AIM: Your task is to locate every line holding the string "this" and to copy each of them.

EXERCISE INPUT:
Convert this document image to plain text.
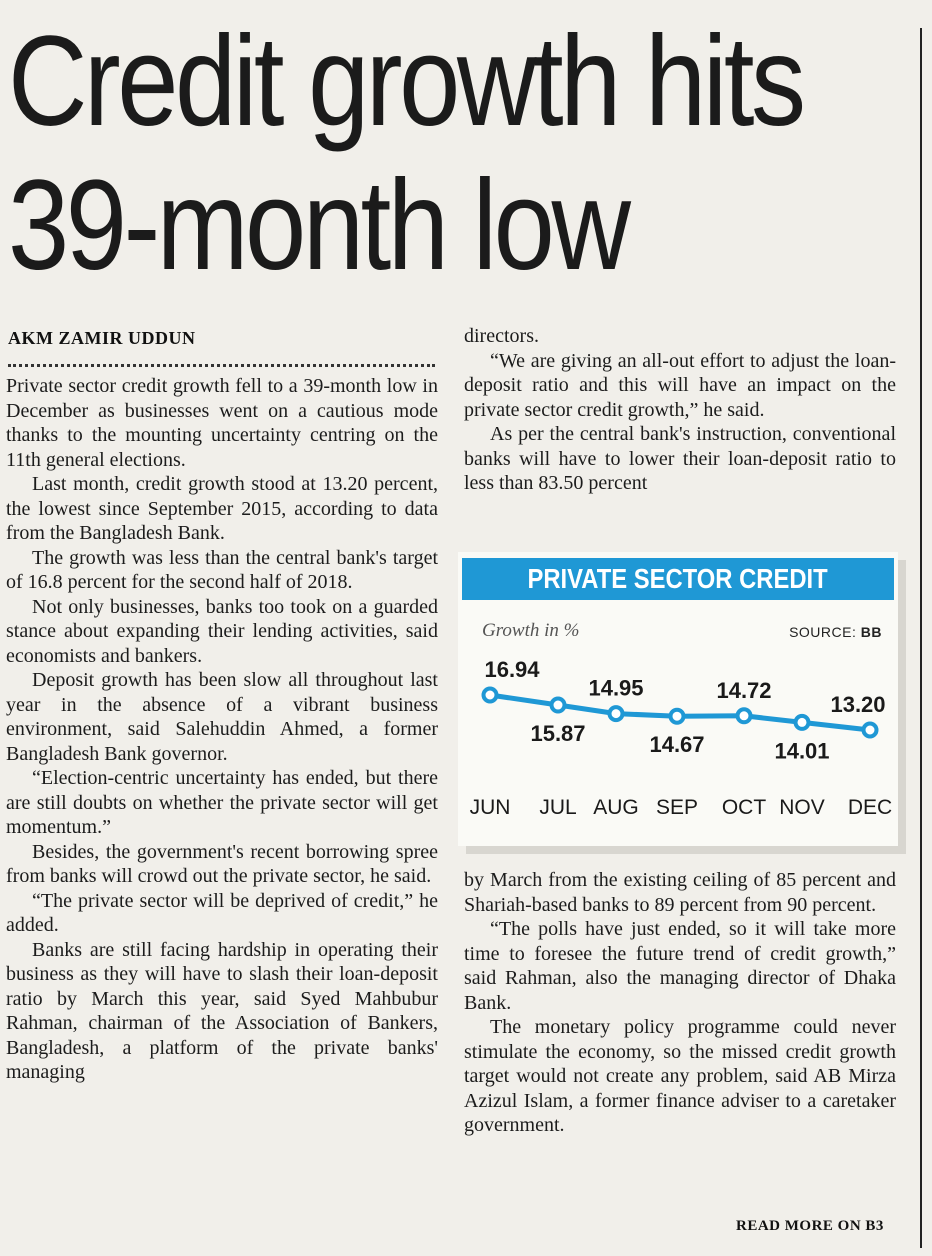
Credit growth hits
39-month low

AKM ZAMIR UDDUN

Private sector credit growth fell to a 39-month low in December as businesses went on a cautious mode thanks to the mounting uncertainty centring on the 11th general elections.

Last month, credit growth stood at 13.20 percent, the lowest since September 2015, according to data from the Bangladesh Bank.

The growth was less than the central bank's target of 16.8 percent for the second half of 2018.

Not only businesses, banks too took on a guarded stance about expanding their lending activities, said economists and bankers.

Deposit growth has been slow all throughout last year in the absence of a vibrant business environment, said Salehuddin Ahmed, a former Bangladesh Bank governor.

“Election-centric uncertainty has ended, but there are still doubts on whether the private sector will get momentum.”

Besides, the government's recent borrowing spree from banks will crowd out the private sector, he said.

“The private sector will be deprived of credit,” he added.

Banks are still facing hardship in operating their business as they will have to slash their loan-deposit ratio by March this year, said Syed Mahbubur Rahman, chairman of the Association of Bankers, Bangladesh, a platform of the private banks' managing

directors.

“We are giving an all-out effort to adjust the loan-deposit ratio and this will have an impact on the private sector credit growth,” he said.

As per the central bank's instruction, conventional banks will have to lower their loan-deposit ratio to less than 83.50 percent

by March from the existing ceiling of 85 percent and Shariah-based banks to 89 percent from 90 percent.

“The polls have just ended, so it will take more time to foresee the future trend of credit growth,” said Rahman, also the managing director of Dhaka Bank.

The monetary policy programme could never stimulate the economy, so the missed credit growth target would not create any problem, said AB Mirza Azizul Islam, a former finance adviser to a caretaker government.

PRIVATE SECTOR CREDIT

Growth in %	SOURCE: BB

16.94
JUN
15.87
JUL
14.95
AUG
14.67
SEP
14.72
OCT
14.01
NOV
13.20
DEC

READ MORE ON B3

FINAL ANSWER:
Convert this document image to plain text.
Banks are still facing hardship in operating their business as they will have to slash their loan-deposit ratio by March this year, said Syed Mahbubur Rahman, chairman of the Association of Bankers, Bangladesh, a platform of the private banks' managing
“We are giving an all-out effort to adjust the loan-deposit ratio and this will have an impact on the private sector credit growth,” he said.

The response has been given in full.